§ STATED GOAL: Give a verbatim quotation of every record.

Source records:
********************
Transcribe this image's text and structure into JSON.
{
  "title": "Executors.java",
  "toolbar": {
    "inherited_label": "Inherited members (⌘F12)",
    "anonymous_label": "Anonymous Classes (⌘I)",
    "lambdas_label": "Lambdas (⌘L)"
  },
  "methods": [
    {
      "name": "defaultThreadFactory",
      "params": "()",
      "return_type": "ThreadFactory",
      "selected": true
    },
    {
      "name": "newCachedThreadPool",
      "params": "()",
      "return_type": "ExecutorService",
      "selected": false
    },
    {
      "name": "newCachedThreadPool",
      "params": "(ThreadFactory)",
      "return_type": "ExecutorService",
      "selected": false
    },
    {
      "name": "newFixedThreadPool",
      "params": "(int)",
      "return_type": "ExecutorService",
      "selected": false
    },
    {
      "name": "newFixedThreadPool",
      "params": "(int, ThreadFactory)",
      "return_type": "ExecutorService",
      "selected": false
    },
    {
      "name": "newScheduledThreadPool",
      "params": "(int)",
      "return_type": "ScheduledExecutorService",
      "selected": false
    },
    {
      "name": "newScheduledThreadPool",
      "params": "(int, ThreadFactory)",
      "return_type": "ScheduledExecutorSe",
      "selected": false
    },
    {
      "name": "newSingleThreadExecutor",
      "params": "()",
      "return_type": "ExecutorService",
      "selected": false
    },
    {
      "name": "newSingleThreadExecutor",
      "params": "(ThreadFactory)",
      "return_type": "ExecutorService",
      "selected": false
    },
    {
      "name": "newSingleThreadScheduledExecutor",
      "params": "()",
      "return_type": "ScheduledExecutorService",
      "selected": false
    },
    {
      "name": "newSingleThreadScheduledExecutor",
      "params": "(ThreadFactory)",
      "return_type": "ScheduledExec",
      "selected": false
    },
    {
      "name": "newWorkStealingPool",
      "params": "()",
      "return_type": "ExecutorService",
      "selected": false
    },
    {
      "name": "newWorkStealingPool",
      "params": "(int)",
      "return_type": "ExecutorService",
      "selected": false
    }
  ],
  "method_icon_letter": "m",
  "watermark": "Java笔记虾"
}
********************
§ SOLUTION TO THIS TASK:
Transcribe this image's text and structure into JSON.
{
  "title": "Executors.java",
  "toolbar": {
    "inherited_label": "Inherited members (⌘F12)",
    "anonymous_label": "Anonymous Classes (⌘I)",
    "lambdas_label": "Lambdas (⌘L)"
  },
  "methods": [
    {
      "name": "defaultThreadFactory",
      "params": "()",
      "return_type": "ThreadFactory",
      "selected": true
    },
    {
      "name": "newCachedThreadPool",
      "params": "()",
      "return_type": "ExecutorService",
      "selected": false
    },
    {
      "name": "newCachedThreadPool",
      "params": "(ThreadFactory)",
      "return_type": "ExecutorService",
      "selected": false
    },
    {
      "name": "newFixedThreadPool",
      "params": "(int)",
      "return_type": "ExecutorService",
      "selected": false
    },
    {
      "name": "newFixedThreadPool",
      "params": "(int, ThreadFactory)",
      "return_type": "ExecutorService",
      "selected": false
    },
    {
      "name": "newScheduledThreadPool",
      "params": "(int)",
      "return_type": "ScheduledExecutorService",
      "selected": false
    },
    {
      "name": "newScheduledThreadPool",
      "params": "(int, ThreadFactory)",
      "return_type": "ScheduledExecutorSe",
      "selected": false
    },
    {
      "name": "newSingleThreadExecutor",
      "params": "()",
      "return_type": "ExecutorService",
      "selected": false
    },
    {
      "name": "newSingleThreadExecutor",
      "params": "(ThreadFactory)",
      "return_type": "ExecutorService",
      "selected": false
    },
    {
      "name": "newSingleThreadScheduledExecutor",
      "params": "()",
      "return_type": "ScheduledExecutorService",
      "selected": false
    },
    {
      "name": "newSingleThreadScheduledExecutor",
      "params": "(ThreadFactory)",
      "return_type": "ScheduledExec",
      "selected": false
    },
    {
      "name": "newWorkStealingPool",
      "params": "()",
      "return_type": "ExecutorService",
      "selected": false
    },
    {
      "name": "newWorkStealingPool",
      "params": "(int)",
      "return_type": "ExecutorService",
      "selected": false
    }
  ],
  "method_icon_letter": "m",
  "watermark": "Java笔记虾"
}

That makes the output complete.